##### Given passage
In this study, we compared C-RARP and RS-RARP performed by a single surgeon, and propensity score matching was performed on 191 C-RARP and 51 RS-RARP cases after the single surgeon performed more than 200 C-RARP cases. RS-RARP surgeries started in July 2017, but up to 30 cases after the start of RS-RARP, the selection was based on the following criteria: estimated prostate weight of 40 g or less, no prostate protrusion into the bladder, and no lymph node metastasis 22. C-RARP was considered to be a relatively technically stable procedure, while in contrast, for RS-RARP, the surgeon of this study was only starting to execute this and thus was in the middle of the learning curve for this procedure. Although no significant differences were found in the PSM rate, this tended to be higher in the RS-RARP group. The learning curve of RS-RARP has been reported in the past 23, and the PSM rate is expected to decrease in the future. The console time, excluding lymph node dissection, was comparable to that of the early stage of RS-RARP, and it was relatively safe to introduce without blood transfusion and complications from cases which were Clavien-Dindo classification 3 or higher. However, in RS-RARP, it was thought that case selection was more desirable in the initial stage because of the unfamiliarity with the narrow surgical field 22.
##########
##### Given entries
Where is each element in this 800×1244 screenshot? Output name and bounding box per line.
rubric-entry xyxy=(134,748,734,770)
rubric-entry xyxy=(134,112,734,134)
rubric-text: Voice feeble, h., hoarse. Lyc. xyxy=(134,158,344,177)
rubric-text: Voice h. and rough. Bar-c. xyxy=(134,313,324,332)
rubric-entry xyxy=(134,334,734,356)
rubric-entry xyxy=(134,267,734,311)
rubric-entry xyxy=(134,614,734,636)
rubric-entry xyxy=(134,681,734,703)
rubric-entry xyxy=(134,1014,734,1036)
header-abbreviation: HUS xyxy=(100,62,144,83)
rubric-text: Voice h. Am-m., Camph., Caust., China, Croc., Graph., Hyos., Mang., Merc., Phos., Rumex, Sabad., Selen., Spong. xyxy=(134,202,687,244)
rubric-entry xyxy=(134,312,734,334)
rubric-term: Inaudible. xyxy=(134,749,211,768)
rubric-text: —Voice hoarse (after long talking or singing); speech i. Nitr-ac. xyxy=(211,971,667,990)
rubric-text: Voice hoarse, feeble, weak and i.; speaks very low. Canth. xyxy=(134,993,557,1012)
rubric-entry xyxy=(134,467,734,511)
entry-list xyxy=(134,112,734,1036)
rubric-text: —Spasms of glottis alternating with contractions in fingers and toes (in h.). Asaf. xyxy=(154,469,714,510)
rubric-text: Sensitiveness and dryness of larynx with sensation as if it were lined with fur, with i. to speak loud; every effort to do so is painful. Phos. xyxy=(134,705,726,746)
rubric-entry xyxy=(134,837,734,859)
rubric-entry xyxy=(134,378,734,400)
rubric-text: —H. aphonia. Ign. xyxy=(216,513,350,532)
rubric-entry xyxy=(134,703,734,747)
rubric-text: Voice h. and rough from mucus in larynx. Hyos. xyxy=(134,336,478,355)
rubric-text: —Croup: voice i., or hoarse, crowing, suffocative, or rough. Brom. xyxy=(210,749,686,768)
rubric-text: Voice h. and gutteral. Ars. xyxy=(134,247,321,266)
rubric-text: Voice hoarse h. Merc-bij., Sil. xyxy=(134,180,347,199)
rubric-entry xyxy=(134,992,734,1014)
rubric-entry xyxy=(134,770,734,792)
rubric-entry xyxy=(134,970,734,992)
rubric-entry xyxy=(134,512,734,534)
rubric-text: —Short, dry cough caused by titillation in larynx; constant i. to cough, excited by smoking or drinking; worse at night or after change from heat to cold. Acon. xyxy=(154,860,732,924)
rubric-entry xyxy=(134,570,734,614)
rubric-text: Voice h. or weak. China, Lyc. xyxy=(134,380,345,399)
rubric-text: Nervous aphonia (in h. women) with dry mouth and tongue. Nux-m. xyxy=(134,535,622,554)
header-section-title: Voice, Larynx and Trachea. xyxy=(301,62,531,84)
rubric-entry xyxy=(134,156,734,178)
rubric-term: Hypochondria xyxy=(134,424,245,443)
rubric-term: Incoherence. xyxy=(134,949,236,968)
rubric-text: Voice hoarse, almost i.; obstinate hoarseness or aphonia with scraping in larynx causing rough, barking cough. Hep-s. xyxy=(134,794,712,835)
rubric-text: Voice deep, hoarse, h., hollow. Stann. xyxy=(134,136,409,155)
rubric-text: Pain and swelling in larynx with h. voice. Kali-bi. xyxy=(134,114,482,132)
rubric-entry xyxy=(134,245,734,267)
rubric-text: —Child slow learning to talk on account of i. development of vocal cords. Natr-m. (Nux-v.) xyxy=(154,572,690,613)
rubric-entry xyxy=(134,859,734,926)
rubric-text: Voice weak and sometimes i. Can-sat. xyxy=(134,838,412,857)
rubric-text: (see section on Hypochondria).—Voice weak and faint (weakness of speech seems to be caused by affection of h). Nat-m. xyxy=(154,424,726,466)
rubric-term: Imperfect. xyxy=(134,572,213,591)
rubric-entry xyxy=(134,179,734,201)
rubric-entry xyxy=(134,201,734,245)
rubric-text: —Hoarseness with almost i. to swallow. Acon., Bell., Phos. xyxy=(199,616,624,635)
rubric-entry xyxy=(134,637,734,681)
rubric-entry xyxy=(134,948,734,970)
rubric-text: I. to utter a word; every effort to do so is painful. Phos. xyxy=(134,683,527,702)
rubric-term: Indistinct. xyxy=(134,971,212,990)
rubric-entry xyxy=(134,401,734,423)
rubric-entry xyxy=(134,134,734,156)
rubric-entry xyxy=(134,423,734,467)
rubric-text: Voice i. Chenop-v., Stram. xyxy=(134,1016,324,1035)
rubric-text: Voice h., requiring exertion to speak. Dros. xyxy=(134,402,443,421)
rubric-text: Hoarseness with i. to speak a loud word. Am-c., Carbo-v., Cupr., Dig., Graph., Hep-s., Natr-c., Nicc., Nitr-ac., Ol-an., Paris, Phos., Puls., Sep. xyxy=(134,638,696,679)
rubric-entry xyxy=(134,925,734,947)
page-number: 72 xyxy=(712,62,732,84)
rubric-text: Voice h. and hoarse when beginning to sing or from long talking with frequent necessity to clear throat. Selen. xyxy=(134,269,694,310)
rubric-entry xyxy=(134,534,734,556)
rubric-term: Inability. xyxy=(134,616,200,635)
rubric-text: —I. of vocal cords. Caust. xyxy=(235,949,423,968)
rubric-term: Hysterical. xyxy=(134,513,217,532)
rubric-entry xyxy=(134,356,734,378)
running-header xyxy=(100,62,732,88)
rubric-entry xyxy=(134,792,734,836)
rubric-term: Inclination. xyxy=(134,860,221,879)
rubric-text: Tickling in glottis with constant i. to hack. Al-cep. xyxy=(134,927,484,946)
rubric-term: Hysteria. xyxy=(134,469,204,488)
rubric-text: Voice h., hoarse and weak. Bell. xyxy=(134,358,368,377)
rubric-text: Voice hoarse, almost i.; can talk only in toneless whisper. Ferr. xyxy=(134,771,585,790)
##########
→ Instructions to follow
Continue the passage comparing C-RARP and RS-RARP from the point where it stops. The dataset items play no part in what follows.

→ Answer for this exercise
It is also important to discuss the limitations of this report. First, the present study is about short-term postoperative urinary continence and does not evaluate sexual function. Past reports have not shown that RS-RARP works well for sexual function 6,24. The present study suggests that RS-RARP works effectively only for urinary continence and that NS may be necessary to preserve sexual function. In the present dynamic-MRI evaluation, changes during abdominal pressure were evaluated, but urethral closing pressure at rest was not evaluated. Urethral closing pressure is important for preventing urinary incontinence at rest, and because of this, preserving the periurethral structures by leaving the urethra long and by sparing the nerves is important. The bladder is loosely fixed by the vascular pedicles, and after RP, there is resistance to dropping the bladder neck to the pelvic floor during urethrovesical anastomosis, which is thought to pull this cephalad 11,12. In C-RARP, the urethrovesical anastomosis is thought to be pulled cephalodorsally because the bladder vasculature is fixed from both dorsolateral sides. Conversely, in RS-RARP, the anterior bladder wall is widely fixed, and the urethrovesical anastomosis is thought to be pulled cephaloventrally as well. After RS-RARP, the urethra is pushed toward the pubic bone, and the urethral closing pressure at rest may be higher than that of C-RARP (Fig. 4). In the present study, neither urethral pressure profile nor urethral closing pressure at rest were evaluated.